Rewrite the items below, replacing every occurrence of "burette-tick-label" with "burette-scale-label" and leaving everything else unchanged.
━━━ Supplied data ━━━
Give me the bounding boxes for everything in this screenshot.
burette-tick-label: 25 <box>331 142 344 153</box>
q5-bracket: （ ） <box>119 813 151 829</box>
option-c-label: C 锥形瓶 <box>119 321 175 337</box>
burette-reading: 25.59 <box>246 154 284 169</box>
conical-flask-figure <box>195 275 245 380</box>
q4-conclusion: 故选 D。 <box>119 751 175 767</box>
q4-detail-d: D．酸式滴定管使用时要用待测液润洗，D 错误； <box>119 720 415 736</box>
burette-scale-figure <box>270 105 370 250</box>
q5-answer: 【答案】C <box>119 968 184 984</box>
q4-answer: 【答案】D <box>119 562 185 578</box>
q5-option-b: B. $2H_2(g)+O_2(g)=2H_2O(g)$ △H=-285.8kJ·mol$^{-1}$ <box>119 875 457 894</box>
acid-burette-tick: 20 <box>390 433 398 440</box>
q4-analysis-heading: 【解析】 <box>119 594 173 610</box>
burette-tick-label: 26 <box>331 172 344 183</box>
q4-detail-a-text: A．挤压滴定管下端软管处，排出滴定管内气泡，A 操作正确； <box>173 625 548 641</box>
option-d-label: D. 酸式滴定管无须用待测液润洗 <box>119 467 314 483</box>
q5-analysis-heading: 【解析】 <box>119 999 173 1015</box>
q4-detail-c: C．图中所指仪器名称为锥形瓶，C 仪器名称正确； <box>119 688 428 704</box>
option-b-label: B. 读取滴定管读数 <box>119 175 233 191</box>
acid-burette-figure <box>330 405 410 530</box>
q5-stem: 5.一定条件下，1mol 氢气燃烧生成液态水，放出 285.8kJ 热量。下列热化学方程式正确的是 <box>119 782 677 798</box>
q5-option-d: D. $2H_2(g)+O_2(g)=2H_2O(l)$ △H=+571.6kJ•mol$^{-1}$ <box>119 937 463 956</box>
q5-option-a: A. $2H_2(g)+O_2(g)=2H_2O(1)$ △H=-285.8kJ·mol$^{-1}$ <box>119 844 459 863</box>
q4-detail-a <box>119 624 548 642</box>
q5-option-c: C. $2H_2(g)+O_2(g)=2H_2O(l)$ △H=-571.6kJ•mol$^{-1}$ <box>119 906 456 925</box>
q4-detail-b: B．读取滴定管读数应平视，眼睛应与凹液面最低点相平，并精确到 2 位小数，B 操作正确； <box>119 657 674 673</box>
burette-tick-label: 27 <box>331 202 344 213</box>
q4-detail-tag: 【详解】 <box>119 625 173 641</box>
━━━
▶ Expected output:
Give me the bounding boxes for everything in this screenshot.
burette-scale-label: 25 <box>331 142 344 153</box>
q5-bracket: （ ） <box>119 813 151 829</box>
option-c-label: C 锥形瓶 <box>119 321 175 337</box>
burette-reading: 25.59 <box>246 154 284 169</box>
conical-flask-figure <box>195 275 245 380</box>
q4-conclusion: 故选 D。 <box>119 751 175 767</box>
q4-detail-d: D．酸式滴定管使用时要用待测液润洗，D 错误； <box>119 720 415 736</box>
burette-scale-figure <box>270 105 370 250</box>
q5-answer: 【答案】C <box>119 968 184 984</box>
q4-answer: 【答案】D <box>119 562 185 578</box>
q5-option-b: B. $2H_2(g)+O_2(g)=2H_2O(g)$ △H=-285.8kJ·mol$^{-1}$ <box>119 875 457 894</box>
acid-burette-tick: 20 <box>390 433 398 440</box>
q4-analysis-heading: 【解析】 <box>119 594 173 610</box>
burette-scale-label: 26 <box>331 172 344 183</box>
q4-detail-a-text: A．挤压滴定管下端软管处，排出滴定管内气泡，A 操作正确； <box>173 625 548 641</box>
option-d-label: D. 酸式滴定管无须用待测液润洗 <box>119 467 314 483</box>
q5-analysis-heading: 【解析】 <box>119 999 173 1015</box>
q4-detail-c: C．图中所指仪器名称为锥形瓶，C 仪器名称正确； <box>119 688 428 704</box>
option-b-label: B. 读取滴定管读数 <box>119 175 233 191</box>
acid-burette-figure <box>330 405 410 530</box>
q5-stem: 5.一定条件下，1mol 氢气燃烧生成液态水，放出 285.8kJ 热量。下列热化学方程式正确的是 <box>119 782 677 798</box>
q5-option-d: D. $2H_2(g)+O_2(g)=2H_2O(l)$ △H=+571.6kJ•mol$^{-1}$ <box>119 937 463 956</box>
q5-option-a: A. $2H_2(g)+O_2(g)=2H_2O(1)$ △H=-285.8kJ·mol$^{-1}$ <box>119 844 459 863</box>
q4-detail-a <box>119 624 548 642</box>
q5-option-c: C. $2H_2(g)+O_2(g)=2H_2O(l)$ △H=-571.6kJ•mol$^{-1}$ <box>119 906 456 925</box>
q4-detail-b: B．读取滴定管读数应平视，眼睛应与凹液面最低点相平，并精确到 2 位小数，B 操作正确； <box>119 657 674 673</box>
burette-scale-label: 27 <box>331 202 344 213</box>
q4-detail-tag: 【详解】 <box>119 625 173 641</box>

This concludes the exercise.